— start Record list —

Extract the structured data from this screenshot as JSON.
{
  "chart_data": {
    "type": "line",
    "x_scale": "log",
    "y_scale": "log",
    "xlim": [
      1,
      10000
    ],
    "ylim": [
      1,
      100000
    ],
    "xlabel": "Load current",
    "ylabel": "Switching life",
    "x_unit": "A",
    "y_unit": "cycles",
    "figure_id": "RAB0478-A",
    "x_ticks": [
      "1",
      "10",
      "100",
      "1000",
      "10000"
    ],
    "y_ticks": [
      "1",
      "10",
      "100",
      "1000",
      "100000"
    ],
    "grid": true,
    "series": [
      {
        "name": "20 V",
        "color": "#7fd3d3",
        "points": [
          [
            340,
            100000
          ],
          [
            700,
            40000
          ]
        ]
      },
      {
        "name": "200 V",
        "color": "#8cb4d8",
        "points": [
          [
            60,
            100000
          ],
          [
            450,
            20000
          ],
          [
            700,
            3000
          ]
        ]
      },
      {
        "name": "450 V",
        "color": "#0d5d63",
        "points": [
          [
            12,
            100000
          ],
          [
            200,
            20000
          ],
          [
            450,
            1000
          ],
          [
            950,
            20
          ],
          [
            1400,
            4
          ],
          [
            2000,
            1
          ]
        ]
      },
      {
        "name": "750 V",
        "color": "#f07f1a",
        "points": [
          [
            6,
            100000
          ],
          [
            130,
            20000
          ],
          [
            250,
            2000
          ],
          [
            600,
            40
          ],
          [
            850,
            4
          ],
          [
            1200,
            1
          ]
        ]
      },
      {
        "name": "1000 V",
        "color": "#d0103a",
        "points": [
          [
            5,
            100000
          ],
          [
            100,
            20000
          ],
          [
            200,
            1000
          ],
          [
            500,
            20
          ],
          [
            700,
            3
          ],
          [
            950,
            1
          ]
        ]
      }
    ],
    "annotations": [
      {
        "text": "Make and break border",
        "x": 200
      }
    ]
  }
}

— end Record list —

_Exercise description_.
From the records above, extract each line exactly as shown.

_Exercise result_.
Extract the structured data from this screenshot as JSON.
{
  "chart_data": {
    "type": "line",
    "x_scale": "log",
    "y_scale": "log",
    "xlim": [
      1,
      10000
    ],
    "ylim": [
      1,
      100000
    ],
    "xlabel": "Load current",
    "ylabel": "Switching life",
    "x_unit": "A",
    "y_unit": "cycles",
    "figure_id": "RAB0478-A",
    "x_ticks": [
      "1",
      "10",
      "100",
      "1000",
      "10000"
    ],
    "y_ticks": [
      "1",
      "10",
      "100",
      "1000",
      "100000"
    ],
    "grid": true,
    "series": [
      {
        "name": "20 V",
        "color": "#7fd3d3",
        "points": [
          [
            340,
            100000
          ],
          [
            700,
            40000
          ]
        ]
      },
      {
        "name": "200 V",
        "color": "#8cb4d8",
        "points": [
          [
            60,
            100000
          ],
          [
            450,
            20000
          ],
          [
            700,
            3000
          ]
        ]
      },
      {
        "name": "450 V",
        "color": "#0d5d63",
        "points": [
          [
            12,
            100000
          ],
          [
            200,
            20000
          ],
          [
            450,
            1000
          ],
          [
            950,
            20
          ],
          [
            1400,
            4
          ],
          [
            2000,
            1
          ]
        ]
      },
      {
        "name": "750 V",
        "color": "#f07f1a",
        "points": [
          [
            6,
            100000
          ],
          [
            130,
            20000
          ],
          [
            250,
            2000
          ],
          [
            600,
            40
          ],
          [
            850,
            4
          ],
          [
            1200,
            1
          ]
        ]
      },
      {
        "name": "1000 V",
        "color": "#d0103a",
        "points": [
          [
            5,
            100000
          ],
          [
            100,
            20000
          ],
          [
            200,
            1000
          ],
          [
            500,
            20
          ],
          [
            700,
            3
          ],
          [
            950,
            1
          ]
        ]
      }
    ],
    "annotations": [
      {
        "text": "Make and break border",
        "x": 200
      }
    ]
  }
}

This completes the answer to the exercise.